BEGIN ITEMS

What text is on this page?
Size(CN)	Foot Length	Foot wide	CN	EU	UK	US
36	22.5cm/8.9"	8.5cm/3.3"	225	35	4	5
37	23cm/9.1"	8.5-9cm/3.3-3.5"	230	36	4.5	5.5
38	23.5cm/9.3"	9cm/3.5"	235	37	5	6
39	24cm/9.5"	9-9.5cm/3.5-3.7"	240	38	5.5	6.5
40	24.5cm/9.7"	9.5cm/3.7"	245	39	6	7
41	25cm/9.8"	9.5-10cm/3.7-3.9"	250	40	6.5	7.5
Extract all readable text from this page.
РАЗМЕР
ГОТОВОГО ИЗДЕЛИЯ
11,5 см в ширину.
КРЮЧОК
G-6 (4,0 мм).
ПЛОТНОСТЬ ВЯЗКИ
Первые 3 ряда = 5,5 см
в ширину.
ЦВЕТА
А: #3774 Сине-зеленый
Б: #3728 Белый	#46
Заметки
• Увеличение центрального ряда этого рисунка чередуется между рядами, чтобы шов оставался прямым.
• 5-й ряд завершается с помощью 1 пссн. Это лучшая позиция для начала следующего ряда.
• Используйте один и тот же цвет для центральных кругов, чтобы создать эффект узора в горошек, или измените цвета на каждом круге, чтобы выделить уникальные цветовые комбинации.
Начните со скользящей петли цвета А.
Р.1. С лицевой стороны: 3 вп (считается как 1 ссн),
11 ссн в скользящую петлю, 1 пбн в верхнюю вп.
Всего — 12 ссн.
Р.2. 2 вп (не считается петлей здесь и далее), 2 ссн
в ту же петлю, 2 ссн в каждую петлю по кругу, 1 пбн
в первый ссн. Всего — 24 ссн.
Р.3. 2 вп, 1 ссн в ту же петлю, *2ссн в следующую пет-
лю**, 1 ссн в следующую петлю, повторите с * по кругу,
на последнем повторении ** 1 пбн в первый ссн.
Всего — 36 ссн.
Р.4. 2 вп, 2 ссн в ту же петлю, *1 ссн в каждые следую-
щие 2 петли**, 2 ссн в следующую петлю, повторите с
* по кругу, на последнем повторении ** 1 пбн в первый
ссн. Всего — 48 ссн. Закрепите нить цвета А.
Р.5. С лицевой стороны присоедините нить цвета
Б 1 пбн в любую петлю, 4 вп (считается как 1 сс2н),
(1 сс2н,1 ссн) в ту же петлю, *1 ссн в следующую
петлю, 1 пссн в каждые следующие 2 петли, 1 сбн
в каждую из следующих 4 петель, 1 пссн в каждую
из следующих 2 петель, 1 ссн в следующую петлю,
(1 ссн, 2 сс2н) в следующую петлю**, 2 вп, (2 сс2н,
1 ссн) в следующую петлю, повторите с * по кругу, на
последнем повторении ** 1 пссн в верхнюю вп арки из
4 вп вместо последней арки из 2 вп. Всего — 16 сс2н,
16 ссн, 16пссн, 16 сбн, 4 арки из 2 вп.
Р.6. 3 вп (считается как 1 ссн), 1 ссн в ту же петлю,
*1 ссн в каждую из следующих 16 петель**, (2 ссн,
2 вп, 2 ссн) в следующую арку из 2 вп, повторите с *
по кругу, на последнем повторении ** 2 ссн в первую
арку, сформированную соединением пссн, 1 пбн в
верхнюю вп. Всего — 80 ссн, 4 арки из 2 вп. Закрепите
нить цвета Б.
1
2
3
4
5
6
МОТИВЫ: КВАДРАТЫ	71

END ITEMS

Pick out every line holding the string "каждые" and return it.

Р.4. 2 вп, 2 ссн в ту же петлю, *1 ссн в каждые следую-
петлю, 1 пссн в каждые следующие 2 петли, 1 сбн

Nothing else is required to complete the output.